(Records)
>> begin
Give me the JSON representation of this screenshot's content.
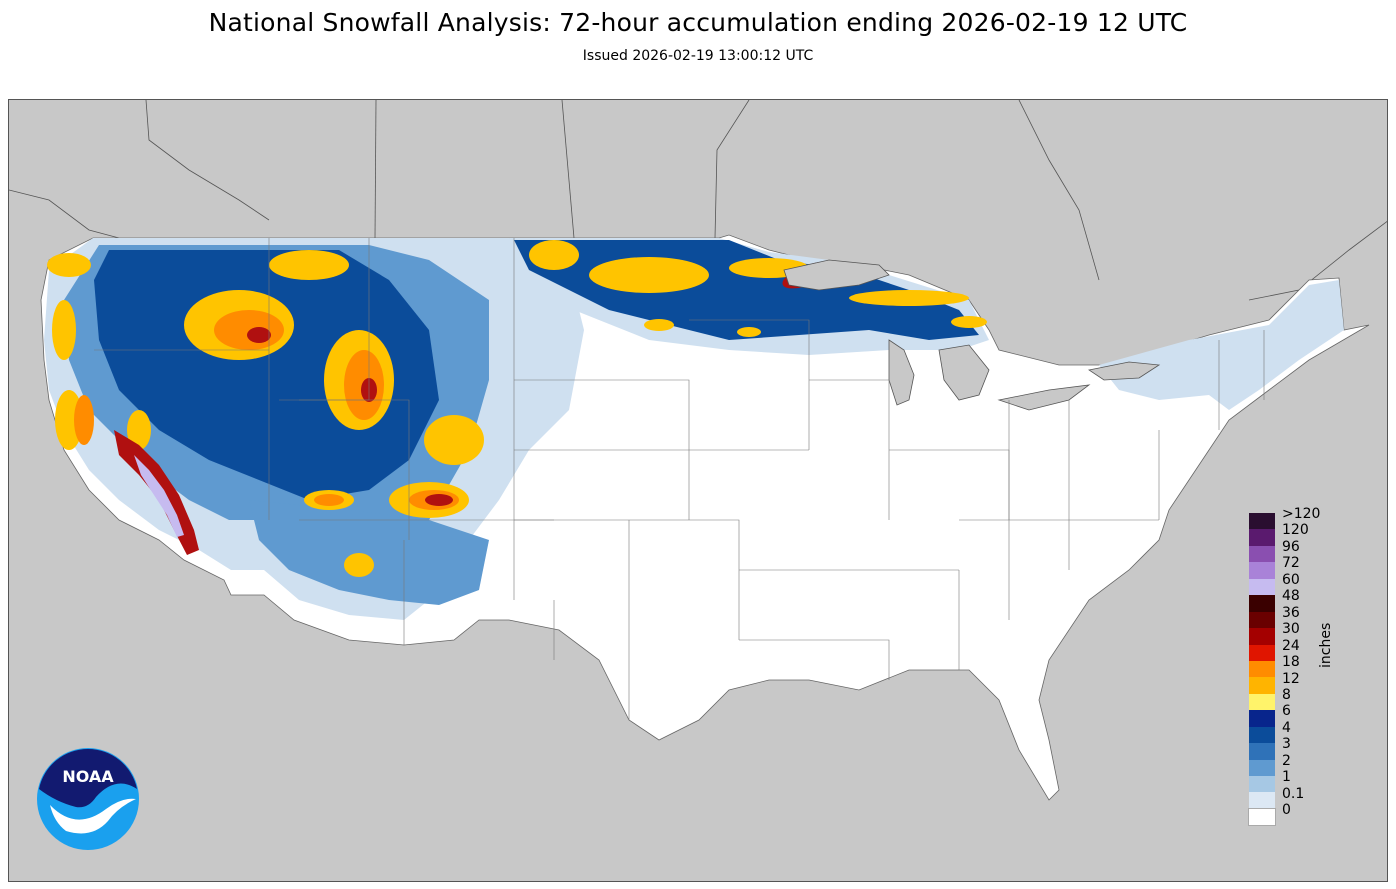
{
  "header": {
    "title": "National Snowfall Analysis: 72-hour accumulation ending 2026-02-19 12 UTC",
    "issued": "Issued 2026-02-19 13:00:12 UTC"
  },
  "legend": {
    "units": "inches",
    "bins": [
      {
        "label": ">120",
        "color": "#2a0e30"
      },
      {
        "label": "120",
        "color": "#5a1a6e"
      },
      {
        "label": "96",
        "color": "#8a4fb0"
      },
      {
        "label": "72",
        "color": "#a982d8"
      },
      {
        "label": "60",
        "color": "#c6bbf0"
      },
      {
        "label": "48",
        "color": "#3a0000"
      },
      {
        "label": "36",
        "color": "#6a0000"
      },
      {
        "label": "30",
        "color": "#a40000"
      },
      {
        "label": "24",
        "color": "#e01500"
      },
      {
        "label": "18",
        "color": "#ff8c00"
      },
      {
        "label": "12",
        "color": "#ffb400"
      },
      {
        "label": "8",
        "color": "#fff36a"
      },
      {
        "label": "6",
        "color": "#08258c"
      },
      {
        "label": "4",
        "color": "#0b4c9a"
      },
      {
        "label": "3",
        "color": "#2f72b8"
      },
      {
        "label": "2",
        "color": "#5f9ad0"
      },
      {
        "label": "1",
        "color": "#a6c8e4"
      },
      {
        "label": "0.1",
        "color": "#dce8f4"
      },
      {
        "label": "0",
        "color": "#ffffff"
      }
    ]
  },
  "logo": {
    "text": "NOAA",
    "colors": {
      "dark": "#121a70",
      "light": "#1aa0ee"
    }
  },
  "colors": {
    "background_land_outside": "#c8c8c8",
    "conus_no_snow": "#ffffff",
    "light_blue": "#cfe0f0",
    "mid_blue": "#5f9ad0",
    "dark_blue": "#0b4c9a",
    "yellow": "#ffc400",
    "orange": "#ff8c00",
    "red": "#b01010",
    "lavender": "#c6bbf0"
  }
}
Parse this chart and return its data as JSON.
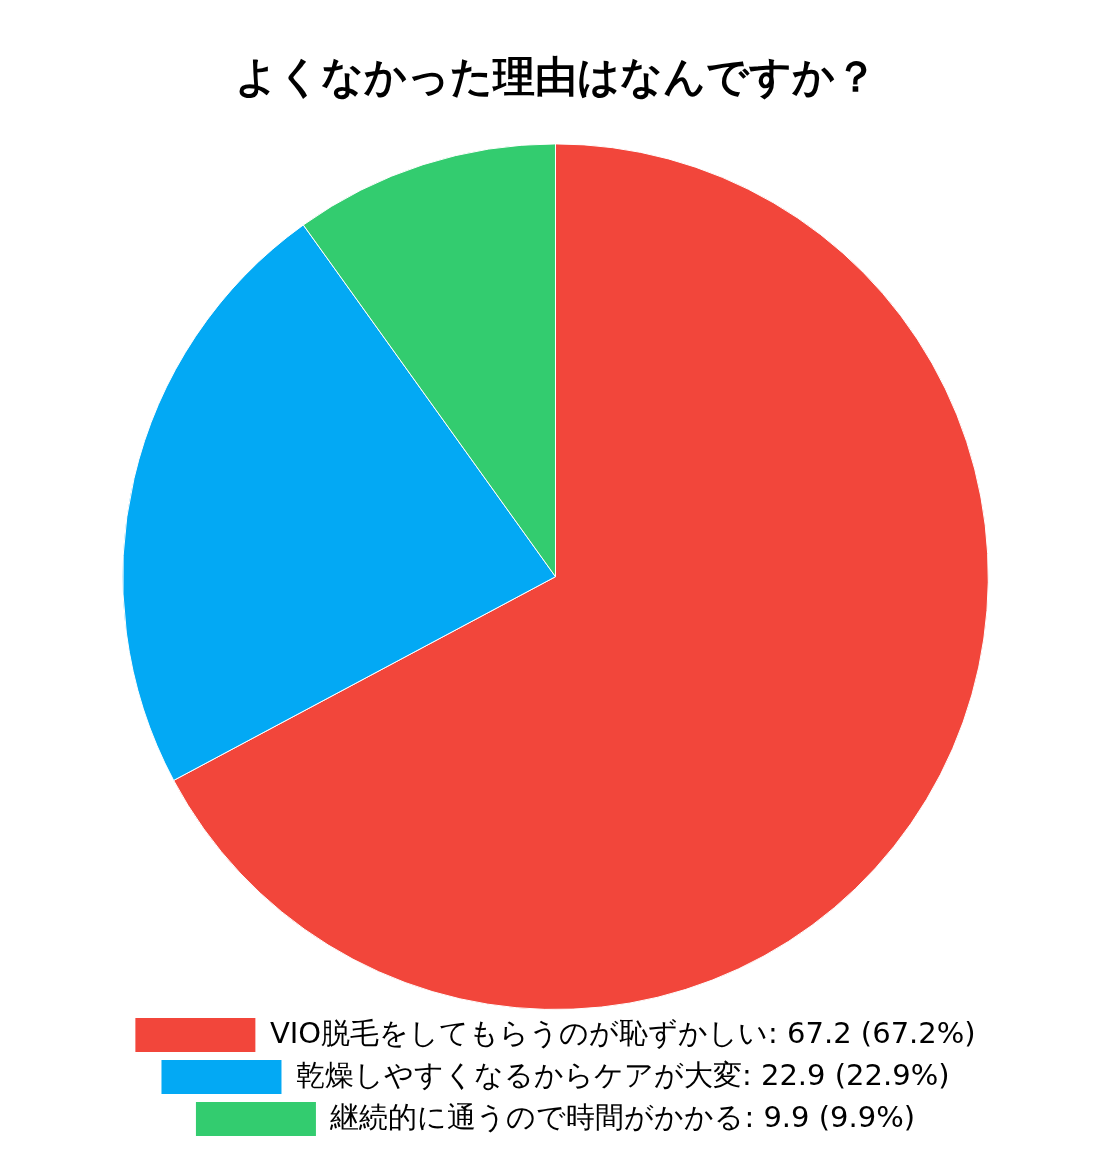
{
  "chart_data": {
    "type": "pie",
    "title": "よくなかった理由はなんですか？",
    "categories": [
      "VIO脱毛をしてもらうのが恥ずかしい",
      "乾燥しやすくなるからケアが大変",
      "継続的に通うので時間がかかる"
    ],
    "values": [
      67.2,
      22.9,
      9.9
    ],
    "value_labels": [
      "67.2 (67.2%)",
      "22.9 (22.9%)",
      "9.9 (9.9%)"
    ],
    "colors": [
      "#f2463b",
      "#03a9f4",
      "#33cc6f"
    ],
    "legend": "bottom"
  }
}
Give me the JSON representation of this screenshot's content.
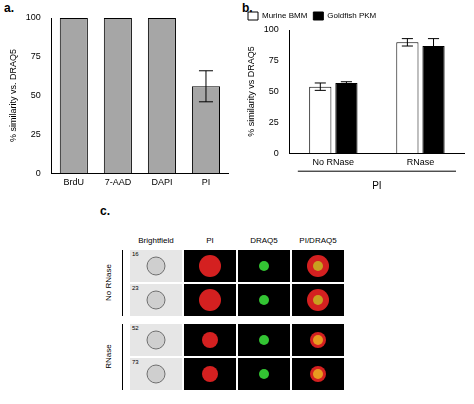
{
  "chart_data": [
    {
      "panel_label": "a.",
      "type": "bar",
      "categories": [
        "BrdU",
        "7-AAD",
        "DAPI",
        "PI"
      ],
      "values": [
        100,
        100,
        100,
        56
      ],
      "errors": [
        null,
        null,
        null,
        10
      ],
      "color": "#a6a6a6",
      "y_label": "% similarity vs. DRAQ5",
      "ylim": [
        0,
        100
      ],
      "yticks": [
        0,
        25,
        50,
        75,
        100
      ],
      "grid": false
    },
    {
      "panel_label": "b.",
      "type": "bar",
      "categories": [
        "No RNase",
        "RNase"
      ],
      "x_label": "PI",
      "series": [
        {
          "name": "Murine BMM",
          "color": "#ffffff",
          "values": [
            54,
            90
          ],
          "errors": [
            3,
            3
          ]
        },
        {
          "name": "Goldfish PKM",
          "color": "#000000",
          "values": [
            57,
            87
          ],
          "errors": [
            1,
            6
          ]
        }
      ],
      "y_label": "% similarity vs DRAQ5",
      "ylim": [
        0,
        100
      ],
      "yticks": [
        0,
        25,
        50,
        75,
        100
      ],
      "grid": false,
      "legend": "top"
    }
  ],
  "panel_c": {
    "panel_label": "c.",
    "columns": [
      "Brightfield",
      "PI",
      "DRAQ5",
      "PI/DRAQ5"
    ],
    "groups": [
      {
        "label": "No RNase",
        "cell_ids": [
          "16",
          "23"
        ]
      },
      {
        "label": "RNase",
        "cell_ids": [
          "52",
          "73"
        ]
      }
    ]
  }
}
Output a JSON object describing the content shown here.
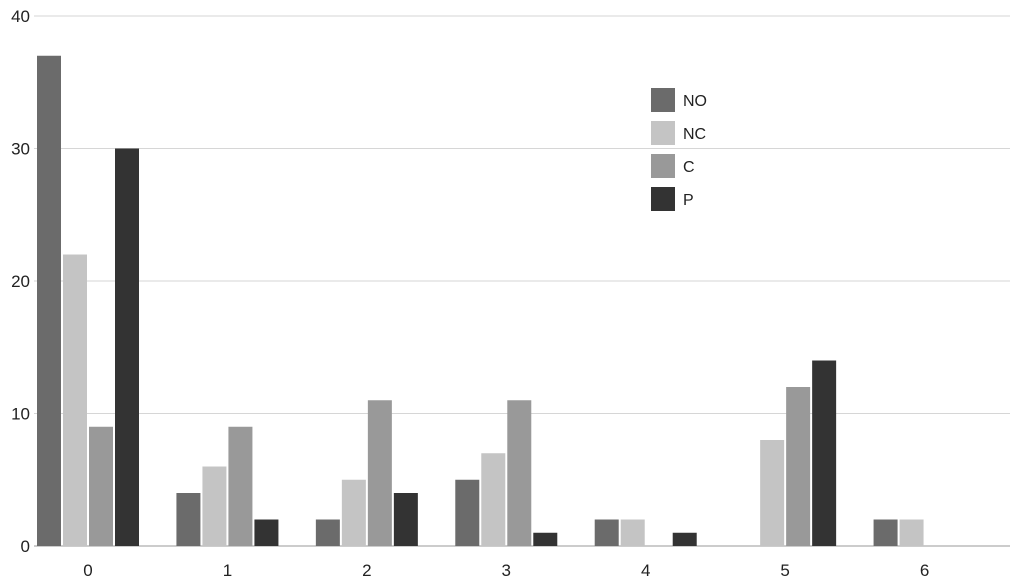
>> end
TASK DETAILS.
Which lines contain the word "title"? Return each of them.

EXPECTED ANSWER.
    "title": "National Snowfall Analysis: 72-hour accumulation ending 2026-02-19 12 UTC",
    "title": "よくなかった理由はなんですか？",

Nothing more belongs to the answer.